------ Entries shown

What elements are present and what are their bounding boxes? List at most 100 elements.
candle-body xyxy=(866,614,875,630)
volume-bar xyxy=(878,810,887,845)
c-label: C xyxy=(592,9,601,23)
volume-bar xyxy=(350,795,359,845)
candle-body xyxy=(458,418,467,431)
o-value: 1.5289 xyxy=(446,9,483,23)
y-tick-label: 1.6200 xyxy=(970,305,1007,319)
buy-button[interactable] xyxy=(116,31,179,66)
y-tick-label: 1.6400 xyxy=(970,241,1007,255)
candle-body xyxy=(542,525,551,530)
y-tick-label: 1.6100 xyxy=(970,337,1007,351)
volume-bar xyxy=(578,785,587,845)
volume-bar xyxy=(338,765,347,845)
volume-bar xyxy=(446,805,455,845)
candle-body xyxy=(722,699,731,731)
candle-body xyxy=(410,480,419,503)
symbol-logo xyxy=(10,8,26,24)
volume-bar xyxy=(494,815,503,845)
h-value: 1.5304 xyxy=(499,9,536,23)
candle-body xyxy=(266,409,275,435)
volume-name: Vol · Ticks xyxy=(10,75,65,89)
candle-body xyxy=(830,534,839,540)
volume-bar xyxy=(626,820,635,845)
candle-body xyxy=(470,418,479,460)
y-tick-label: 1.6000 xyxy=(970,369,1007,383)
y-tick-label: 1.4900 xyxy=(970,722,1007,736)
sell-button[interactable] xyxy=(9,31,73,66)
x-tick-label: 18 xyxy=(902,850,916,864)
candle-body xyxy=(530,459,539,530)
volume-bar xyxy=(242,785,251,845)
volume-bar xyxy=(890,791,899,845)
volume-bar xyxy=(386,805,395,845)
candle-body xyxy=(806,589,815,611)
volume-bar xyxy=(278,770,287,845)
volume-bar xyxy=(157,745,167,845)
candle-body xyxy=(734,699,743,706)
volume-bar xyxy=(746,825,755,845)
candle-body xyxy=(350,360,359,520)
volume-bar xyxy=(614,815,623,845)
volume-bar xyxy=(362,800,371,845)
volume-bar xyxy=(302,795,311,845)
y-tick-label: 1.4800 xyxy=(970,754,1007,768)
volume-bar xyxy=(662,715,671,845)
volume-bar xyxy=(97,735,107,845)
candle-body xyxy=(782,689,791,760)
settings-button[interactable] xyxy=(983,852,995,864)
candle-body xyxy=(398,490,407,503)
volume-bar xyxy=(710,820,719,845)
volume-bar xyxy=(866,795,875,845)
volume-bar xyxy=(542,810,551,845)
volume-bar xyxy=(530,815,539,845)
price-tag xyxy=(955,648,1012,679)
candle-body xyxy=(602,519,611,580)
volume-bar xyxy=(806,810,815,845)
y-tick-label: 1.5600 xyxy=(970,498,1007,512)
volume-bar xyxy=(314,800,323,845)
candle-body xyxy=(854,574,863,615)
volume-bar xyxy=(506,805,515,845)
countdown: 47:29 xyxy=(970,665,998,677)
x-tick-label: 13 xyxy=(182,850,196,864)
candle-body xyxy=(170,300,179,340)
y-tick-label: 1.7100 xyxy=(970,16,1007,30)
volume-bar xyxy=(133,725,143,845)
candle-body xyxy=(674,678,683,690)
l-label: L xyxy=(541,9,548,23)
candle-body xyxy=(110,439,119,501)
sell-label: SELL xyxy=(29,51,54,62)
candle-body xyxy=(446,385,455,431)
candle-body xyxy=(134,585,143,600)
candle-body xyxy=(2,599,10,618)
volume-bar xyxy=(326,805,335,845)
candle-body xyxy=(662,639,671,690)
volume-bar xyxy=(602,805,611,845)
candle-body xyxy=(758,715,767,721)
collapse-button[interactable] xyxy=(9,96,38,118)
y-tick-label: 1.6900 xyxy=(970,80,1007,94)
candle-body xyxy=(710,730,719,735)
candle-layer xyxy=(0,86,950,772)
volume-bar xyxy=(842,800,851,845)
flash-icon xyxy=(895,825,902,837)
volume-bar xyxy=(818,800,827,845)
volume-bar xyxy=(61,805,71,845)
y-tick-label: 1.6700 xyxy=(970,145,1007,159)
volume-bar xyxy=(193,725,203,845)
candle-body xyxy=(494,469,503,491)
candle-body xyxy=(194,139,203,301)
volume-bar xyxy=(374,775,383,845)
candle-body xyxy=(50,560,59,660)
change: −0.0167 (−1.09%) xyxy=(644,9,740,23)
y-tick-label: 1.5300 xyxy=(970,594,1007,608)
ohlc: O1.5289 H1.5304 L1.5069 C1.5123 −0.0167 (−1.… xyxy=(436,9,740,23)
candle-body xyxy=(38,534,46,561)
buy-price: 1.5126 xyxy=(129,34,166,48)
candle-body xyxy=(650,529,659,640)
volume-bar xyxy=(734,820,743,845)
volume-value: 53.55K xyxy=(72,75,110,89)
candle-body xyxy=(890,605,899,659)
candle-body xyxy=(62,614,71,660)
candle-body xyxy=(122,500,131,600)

------------

Your task: Output every line of the material above verbatim, in its original order, with no line changed, added, or omitted.

Reply:
What elements are present and what are their bounding boxes? List at most 100 elements.
candle-body xyxy=(866,614,875,630)
volume-bar xyxy=(878,810,887,845)
c-label: C xyxy=(592,9,601,23)
volume-bar xyxy=(350,795,359,845)
candle-body xyxy=(458,418,467,431)
o-value: 1.5289 xyxy=(446,9,483,23)
y-tick-label: 1.6200 xyxy=(970,305,1007,319)
buy-button[interactable] xyxy=(116,31,179,66)
y-tick-label: 1.6400 xyxy=(970,241,1007,255)
candle-body xyxy=(542,525,551,530)
y-tick-label: 1.6100 xyxy=(970,337,1007,351)
volume-bar xyxy=(578,785,587,845)
volume-bar xyxy=(338,765,347,845)
volume-bar xyxy=(446,805,455,845)
candle-body xyxy=(722,699,731,731)
candle-body xyxy=(410,480,419,503)
symbol-logo xyxy=(10,8,26,24)
volume-bar xyxy=(494,815,503,845)
h-value: 1.5304 xyxy=(499,9,536,23)
candle-body xyxy=(266,409,275,435)
volume-name: Vol · Ticks xyxy=(10,75,65,89)
candle-body xyxy=(830,534,839,540)
volume-bar xyxy=(626,820,635,845)
candle-body xyxy=(470,418,479,460)
y-tick-label: 1.6000 xyxy=(970,369,1007,383)
y-tick-label: 1.4900 xyxy=(970,722,1007,736)
sell-button[interactable] xyxy=(9,31,73,66)
x-tick-label: 18 xyxy=(902,850,916,864)
candle-body xyxy=(530,459,539,530)
volume-bar xyxy=(242,785,251,845)
volume-bar xyxy=(890,791,899,845)
volume-bar xyxy=(386,805,395,845)
candle-body xyxy=(806,589,815,611)
volume-bar xyxy=(278,770,287,845)
volume-bar xyxy=(157,745,167,845)
candle-body xyxy=(734,699,743,706)
volume-bar xyxy=(746,825,755,845)
candle-body xyxy=(350,360,359,520)
volume-bar xyxy=(614,815,623,845)
volume-bar xyxy=(362,800,371,845)
volume-bar xyxy=(302,795,311,845)
y-tick-label: 1.4800 xyxy=(970,754,1007,768)
volume-bar xyxy=(662,715,671,845)
volume-bar xyxy=(97,735,107,845)
candle-body xyxy=(782,689,791,760)
settings-button[interactable] xyxy=(983,852,995,864)
candle-body xyxy=(398,490,407,503)
volume-bar xyxy=(710,820,719,845)
volume-bar xyxy=(866,795,875,845)
volume-bar xyxy=(542,810,551,845)
volume-bar xyxy=(530,815,539,845)
price-tag xyxy=(955,648,1012,679)
candle-body xyxy=(602,519,611,580)
volume-bar xyxy=(806,810,815,845)
y-tick-label: 1.5600 xyxy=(970,498,1007,512)
volume-bar xyxy=(314,800,323,845)
candle-body xyxy=(854,574,863,615)
volume-bar xyxy=(506,805,515,845)
countdown: 47:29 xyxy=(970,665,998,677)
x-tick-label: 13 xyxy=(182,850,196,864)
candle-body xyxy=(170,300,179,340)
y-tick-label: 1.7100 xyxy=(970,16,1007,30)
volume-bar xyxy=(133,725,143,845)
candle-body xyxy=(674,678,683,690)
l-label: L xyxy=(541,9,548,23)
candle-body xyxy=(110,439,119,501)
sell-label: SELL xyxy=(29,51,54,62)
candle-body xyxy=(446,385,455,431)
candle-body xyxy=(134,585,143,600)
candle-body xyxy=(2,599,10,618)
volume-bar xyxy=(326,805,335,845)
candle-body xyxy=(662,639,671,690)
volume-bar xyxy=(602,805,611,845)
candle-body xyxy=(758,715,767,721)
collapse-button[interactable] xyxy=(9,96,38,118)
y-tick-label: 1.6900 xyxy=(970,80,1007,94)
candle-body xyxy=(710,730,719,735)
candle-layer xyxy=(0,86,950,772)
volume-bar xyxy=(842,800,851,845)
flash-icon xyxy=(895,825,902,837)
volume-bar xyxy=(818,800,827,845)
volume-bar xyxy=(61,805,71,845)
y-tick-label: 1.6700 xyxy=(970,145,1007,159)
volume-bar xyxy=(193,725,203,845)
candle-body xyxy=(494,469,503,491)
candle-body xyxy=(194,139,203,301)
volume-bar xyxy=(374,775,383,845)
candle-body xyxy=(50,560,59,660)
change: −0.0167 (−1.09%) xyxy=(644,9,740,23)
y-tick-label: 1.5300 xyxy=(970,594,1007,608)
ohlc: O1.5289 H1.5304 L1.5069 C1.5123 −0.0167 (−1.… xyxy=(436,9,740,23)
candle-body xyxy=(38,534,46,561)
buy-price: 1.5126 xyxy=(129,34,166,48)
candle-body xyxy=(650,529,659,640)
volume-bar xyxy=(734,820,743,845)
volume-value: 53.55K xyxy=(72,75,110,89)
candle-body xyxy=(890,605,899,659)
candle-body xyxy=(62,614,71,660)
candle-body xyxy=(122,500,131,600)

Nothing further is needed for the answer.